### Exercise goal
Filter for the word "this" and keep each matching line.

Records excerpted from a collection
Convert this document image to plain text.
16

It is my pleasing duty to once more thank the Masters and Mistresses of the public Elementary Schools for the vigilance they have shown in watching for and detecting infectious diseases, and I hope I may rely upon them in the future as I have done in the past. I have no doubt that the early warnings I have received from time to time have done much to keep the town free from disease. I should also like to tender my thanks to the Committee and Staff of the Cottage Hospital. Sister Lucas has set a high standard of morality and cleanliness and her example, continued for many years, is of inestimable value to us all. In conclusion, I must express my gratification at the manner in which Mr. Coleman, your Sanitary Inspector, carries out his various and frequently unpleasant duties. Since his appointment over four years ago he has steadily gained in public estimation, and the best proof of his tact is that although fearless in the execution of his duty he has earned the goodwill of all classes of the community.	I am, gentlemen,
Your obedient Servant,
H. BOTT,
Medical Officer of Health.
* * *
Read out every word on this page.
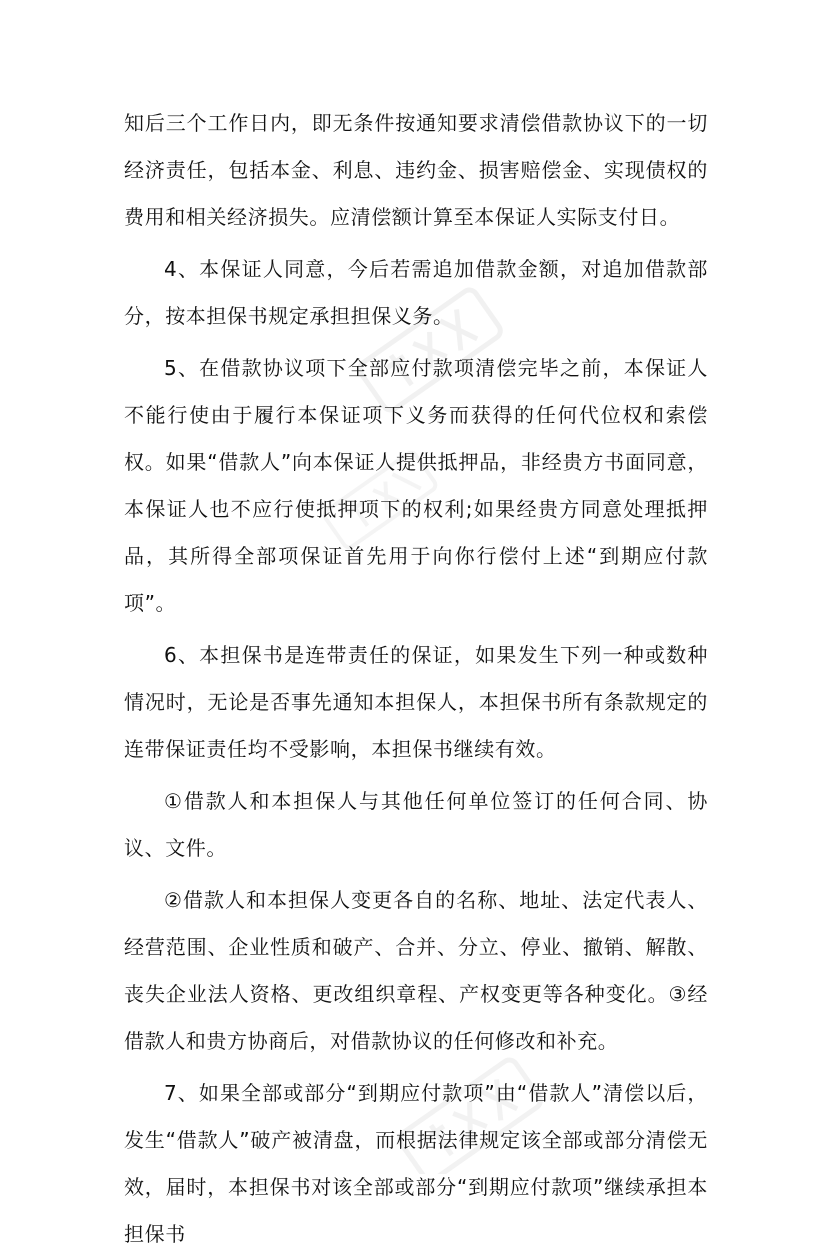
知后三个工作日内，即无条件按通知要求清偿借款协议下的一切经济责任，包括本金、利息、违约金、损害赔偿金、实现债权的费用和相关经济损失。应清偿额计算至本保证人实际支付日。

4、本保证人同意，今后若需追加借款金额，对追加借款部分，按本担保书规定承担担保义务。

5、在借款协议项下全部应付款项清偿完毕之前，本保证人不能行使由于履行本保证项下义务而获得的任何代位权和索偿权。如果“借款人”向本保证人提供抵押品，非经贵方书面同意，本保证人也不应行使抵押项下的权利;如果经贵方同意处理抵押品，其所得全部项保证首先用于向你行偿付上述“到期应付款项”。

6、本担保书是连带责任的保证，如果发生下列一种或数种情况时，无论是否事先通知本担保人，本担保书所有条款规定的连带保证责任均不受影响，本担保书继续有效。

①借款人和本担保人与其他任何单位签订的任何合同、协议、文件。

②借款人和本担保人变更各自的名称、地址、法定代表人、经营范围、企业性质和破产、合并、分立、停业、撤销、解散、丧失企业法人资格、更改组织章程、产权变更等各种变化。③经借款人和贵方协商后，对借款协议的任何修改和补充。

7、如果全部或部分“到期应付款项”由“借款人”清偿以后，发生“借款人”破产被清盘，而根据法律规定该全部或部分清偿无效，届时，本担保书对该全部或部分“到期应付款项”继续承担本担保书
==
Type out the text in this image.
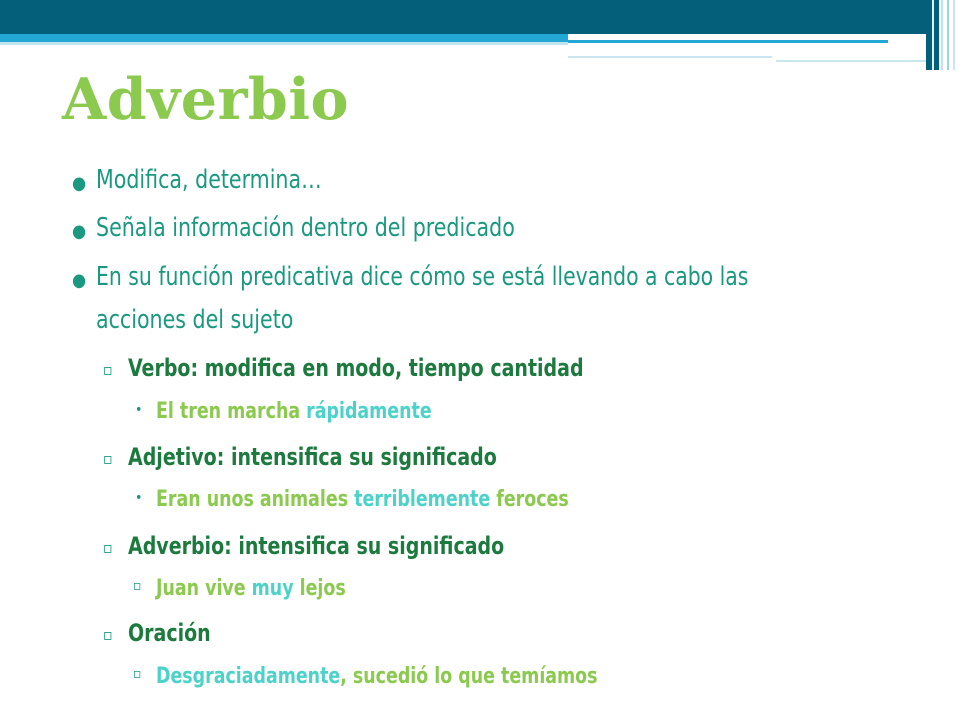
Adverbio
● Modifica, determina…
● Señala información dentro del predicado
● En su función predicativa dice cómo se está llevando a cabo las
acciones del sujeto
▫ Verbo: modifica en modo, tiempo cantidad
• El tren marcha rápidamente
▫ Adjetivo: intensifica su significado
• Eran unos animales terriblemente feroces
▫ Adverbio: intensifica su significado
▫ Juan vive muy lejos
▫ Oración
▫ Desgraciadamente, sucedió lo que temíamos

### Answer
Convert this document image to plain text.
Read out every word on this page.
Type out the text in this image.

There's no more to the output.